## DATA:
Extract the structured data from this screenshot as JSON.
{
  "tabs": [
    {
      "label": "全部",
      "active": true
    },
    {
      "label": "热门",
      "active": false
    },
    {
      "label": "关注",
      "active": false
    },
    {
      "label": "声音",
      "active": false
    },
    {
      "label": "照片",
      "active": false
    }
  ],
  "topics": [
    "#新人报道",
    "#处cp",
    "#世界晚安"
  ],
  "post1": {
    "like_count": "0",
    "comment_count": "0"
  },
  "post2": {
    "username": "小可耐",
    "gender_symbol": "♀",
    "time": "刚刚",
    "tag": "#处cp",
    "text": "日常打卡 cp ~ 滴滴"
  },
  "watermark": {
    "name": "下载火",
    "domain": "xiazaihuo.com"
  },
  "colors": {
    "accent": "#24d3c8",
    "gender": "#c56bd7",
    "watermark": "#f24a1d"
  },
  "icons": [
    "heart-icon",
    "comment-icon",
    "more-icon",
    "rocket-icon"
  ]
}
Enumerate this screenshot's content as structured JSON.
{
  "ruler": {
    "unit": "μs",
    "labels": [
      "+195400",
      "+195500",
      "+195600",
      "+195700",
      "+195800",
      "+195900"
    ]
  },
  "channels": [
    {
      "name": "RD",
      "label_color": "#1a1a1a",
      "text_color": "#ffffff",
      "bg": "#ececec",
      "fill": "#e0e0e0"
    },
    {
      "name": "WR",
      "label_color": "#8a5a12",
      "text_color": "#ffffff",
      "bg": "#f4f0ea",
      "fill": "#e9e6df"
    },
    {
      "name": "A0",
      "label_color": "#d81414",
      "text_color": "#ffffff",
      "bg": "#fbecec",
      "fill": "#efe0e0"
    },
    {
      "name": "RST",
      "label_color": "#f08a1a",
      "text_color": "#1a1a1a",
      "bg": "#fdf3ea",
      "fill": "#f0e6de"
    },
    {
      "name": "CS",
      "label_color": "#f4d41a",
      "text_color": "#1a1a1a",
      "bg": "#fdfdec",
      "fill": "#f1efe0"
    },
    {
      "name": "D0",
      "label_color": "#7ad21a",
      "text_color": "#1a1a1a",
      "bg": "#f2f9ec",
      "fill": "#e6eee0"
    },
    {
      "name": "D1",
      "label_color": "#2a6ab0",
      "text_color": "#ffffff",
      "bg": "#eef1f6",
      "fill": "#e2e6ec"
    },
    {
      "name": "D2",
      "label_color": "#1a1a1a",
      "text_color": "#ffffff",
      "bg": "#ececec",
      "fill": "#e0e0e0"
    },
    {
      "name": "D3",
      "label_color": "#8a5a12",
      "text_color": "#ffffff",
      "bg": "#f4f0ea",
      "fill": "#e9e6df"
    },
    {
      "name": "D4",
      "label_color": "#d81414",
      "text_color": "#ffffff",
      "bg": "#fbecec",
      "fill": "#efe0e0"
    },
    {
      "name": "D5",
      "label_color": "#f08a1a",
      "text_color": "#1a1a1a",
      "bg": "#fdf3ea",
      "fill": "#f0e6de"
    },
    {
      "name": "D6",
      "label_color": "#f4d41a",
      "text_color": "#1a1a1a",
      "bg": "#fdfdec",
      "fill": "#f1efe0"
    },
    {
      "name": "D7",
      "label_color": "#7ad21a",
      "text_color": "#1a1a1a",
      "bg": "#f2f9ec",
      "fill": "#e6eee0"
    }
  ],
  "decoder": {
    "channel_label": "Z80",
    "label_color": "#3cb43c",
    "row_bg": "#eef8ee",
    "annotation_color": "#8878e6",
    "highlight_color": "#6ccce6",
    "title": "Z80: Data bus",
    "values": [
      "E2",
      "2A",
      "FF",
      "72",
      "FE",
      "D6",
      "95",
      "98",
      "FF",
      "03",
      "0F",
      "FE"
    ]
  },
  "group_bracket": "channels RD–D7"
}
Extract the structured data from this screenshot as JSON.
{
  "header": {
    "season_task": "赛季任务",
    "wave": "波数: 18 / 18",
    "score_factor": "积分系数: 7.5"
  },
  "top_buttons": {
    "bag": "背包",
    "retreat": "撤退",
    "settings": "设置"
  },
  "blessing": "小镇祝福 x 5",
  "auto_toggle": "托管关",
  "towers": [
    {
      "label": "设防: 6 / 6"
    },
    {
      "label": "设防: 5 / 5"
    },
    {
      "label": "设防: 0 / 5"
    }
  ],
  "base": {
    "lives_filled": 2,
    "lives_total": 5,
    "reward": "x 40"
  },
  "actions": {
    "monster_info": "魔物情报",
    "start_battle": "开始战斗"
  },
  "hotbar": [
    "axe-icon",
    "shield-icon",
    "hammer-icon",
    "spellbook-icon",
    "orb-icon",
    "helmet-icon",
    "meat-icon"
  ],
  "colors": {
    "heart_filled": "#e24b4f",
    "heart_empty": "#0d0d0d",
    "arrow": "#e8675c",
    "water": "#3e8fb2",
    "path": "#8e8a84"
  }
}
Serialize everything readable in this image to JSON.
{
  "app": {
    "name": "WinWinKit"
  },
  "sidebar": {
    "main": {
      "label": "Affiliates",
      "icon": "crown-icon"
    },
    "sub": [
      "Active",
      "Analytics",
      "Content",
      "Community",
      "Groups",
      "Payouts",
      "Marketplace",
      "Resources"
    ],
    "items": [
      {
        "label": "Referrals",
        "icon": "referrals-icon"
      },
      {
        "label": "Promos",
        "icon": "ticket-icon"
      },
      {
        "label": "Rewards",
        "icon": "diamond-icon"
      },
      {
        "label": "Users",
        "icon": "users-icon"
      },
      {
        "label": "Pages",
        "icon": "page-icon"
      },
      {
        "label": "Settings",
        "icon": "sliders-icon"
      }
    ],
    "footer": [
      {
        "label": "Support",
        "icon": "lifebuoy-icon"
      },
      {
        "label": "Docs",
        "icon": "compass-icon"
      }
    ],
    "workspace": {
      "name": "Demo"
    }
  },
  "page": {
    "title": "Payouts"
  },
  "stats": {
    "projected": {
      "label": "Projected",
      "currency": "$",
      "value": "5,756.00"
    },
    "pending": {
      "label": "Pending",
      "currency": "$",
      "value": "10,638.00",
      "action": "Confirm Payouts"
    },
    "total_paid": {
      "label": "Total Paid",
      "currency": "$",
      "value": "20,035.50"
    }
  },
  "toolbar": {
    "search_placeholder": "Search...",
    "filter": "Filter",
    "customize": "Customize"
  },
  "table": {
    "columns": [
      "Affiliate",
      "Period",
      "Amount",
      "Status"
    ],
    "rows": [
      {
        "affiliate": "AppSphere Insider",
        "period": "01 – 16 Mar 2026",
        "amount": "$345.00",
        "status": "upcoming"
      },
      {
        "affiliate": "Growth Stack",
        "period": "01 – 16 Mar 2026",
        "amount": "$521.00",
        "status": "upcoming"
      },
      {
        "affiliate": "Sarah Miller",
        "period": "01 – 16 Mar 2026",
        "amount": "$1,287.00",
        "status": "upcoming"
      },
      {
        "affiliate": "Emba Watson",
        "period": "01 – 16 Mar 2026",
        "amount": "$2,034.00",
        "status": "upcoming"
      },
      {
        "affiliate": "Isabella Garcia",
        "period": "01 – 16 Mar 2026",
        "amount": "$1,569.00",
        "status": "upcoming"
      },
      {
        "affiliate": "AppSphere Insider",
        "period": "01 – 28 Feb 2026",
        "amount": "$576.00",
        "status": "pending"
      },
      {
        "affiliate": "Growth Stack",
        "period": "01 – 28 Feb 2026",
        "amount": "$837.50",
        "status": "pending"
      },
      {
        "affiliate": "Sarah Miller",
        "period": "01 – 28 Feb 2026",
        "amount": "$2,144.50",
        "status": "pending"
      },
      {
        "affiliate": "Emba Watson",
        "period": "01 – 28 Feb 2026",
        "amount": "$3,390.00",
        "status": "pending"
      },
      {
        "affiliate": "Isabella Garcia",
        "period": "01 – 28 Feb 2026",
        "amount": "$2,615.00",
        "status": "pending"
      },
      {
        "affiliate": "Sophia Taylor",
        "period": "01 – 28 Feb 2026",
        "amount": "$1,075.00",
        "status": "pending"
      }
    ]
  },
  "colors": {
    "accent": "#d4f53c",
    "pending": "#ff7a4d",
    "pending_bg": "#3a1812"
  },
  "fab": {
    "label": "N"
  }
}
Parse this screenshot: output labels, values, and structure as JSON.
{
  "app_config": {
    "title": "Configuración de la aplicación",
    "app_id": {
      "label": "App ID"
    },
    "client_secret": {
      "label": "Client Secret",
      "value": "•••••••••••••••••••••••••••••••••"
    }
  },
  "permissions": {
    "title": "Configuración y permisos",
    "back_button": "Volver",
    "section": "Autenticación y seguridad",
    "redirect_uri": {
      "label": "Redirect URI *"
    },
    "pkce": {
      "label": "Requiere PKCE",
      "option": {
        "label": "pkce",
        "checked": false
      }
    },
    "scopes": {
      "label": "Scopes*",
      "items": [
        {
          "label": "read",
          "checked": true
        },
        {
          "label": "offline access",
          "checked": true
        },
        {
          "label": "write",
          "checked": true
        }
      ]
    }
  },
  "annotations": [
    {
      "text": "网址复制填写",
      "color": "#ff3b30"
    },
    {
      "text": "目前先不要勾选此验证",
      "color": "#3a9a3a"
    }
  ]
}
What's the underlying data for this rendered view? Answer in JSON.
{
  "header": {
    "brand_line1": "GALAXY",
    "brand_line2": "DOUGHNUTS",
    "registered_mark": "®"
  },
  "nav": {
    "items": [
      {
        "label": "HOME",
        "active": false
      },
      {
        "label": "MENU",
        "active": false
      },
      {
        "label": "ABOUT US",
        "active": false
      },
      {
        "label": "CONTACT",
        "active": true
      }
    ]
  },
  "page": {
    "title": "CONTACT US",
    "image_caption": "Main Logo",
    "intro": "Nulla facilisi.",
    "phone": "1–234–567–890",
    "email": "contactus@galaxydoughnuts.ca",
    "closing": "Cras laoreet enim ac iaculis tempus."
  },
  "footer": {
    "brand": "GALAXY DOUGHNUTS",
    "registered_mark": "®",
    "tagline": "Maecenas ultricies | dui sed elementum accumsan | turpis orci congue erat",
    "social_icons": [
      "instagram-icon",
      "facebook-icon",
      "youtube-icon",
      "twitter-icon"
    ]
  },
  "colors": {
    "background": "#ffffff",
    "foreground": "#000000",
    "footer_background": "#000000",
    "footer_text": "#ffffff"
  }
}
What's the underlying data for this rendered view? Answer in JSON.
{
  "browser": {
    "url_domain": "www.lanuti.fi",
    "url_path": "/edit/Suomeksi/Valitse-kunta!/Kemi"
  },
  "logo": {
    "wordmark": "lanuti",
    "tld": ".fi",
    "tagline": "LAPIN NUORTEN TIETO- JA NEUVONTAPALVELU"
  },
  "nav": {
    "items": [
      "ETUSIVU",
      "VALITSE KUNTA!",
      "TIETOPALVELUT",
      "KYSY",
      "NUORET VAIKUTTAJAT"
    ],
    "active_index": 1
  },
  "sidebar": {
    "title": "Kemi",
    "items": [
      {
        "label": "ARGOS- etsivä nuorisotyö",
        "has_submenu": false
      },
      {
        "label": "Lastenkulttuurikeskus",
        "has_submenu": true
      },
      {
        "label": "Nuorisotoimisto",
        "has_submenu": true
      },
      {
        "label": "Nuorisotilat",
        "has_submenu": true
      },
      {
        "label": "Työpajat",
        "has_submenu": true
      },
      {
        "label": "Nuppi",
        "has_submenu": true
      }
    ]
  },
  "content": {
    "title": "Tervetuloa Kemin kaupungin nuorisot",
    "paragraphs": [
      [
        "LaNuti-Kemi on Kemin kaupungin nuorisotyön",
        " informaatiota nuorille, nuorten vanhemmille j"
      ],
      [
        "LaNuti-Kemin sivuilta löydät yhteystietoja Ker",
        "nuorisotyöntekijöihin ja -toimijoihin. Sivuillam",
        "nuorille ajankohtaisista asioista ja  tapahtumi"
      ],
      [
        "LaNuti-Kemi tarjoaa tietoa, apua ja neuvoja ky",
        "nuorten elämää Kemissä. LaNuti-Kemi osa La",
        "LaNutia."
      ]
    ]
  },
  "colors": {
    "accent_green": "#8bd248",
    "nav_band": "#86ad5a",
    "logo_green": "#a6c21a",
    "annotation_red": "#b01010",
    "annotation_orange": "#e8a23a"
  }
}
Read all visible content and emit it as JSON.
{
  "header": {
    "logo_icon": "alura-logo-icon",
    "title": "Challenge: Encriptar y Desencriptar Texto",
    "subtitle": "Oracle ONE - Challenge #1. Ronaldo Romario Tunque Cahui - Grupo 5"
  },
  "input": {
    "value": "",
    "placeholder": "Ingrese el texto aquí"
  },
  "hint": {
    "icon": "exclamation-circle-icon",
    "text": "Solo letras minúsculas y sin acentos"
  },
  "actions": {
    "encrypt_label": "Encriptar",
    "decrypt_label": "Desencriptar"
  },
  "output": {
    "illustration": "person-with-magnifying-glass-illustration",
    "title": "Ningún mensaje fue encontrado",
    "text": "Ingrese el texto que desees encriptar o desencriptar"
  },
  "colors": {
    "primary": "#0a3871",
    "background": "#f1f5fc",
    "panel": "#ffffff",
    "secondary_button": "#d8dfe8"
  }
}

## WHAT TO DO:
Check each line of the records for the word "channels" and extract those that contain it.

## EXERCISE SOLUTION:
  "channels": [
  "group_bracket": "channels RD–D7"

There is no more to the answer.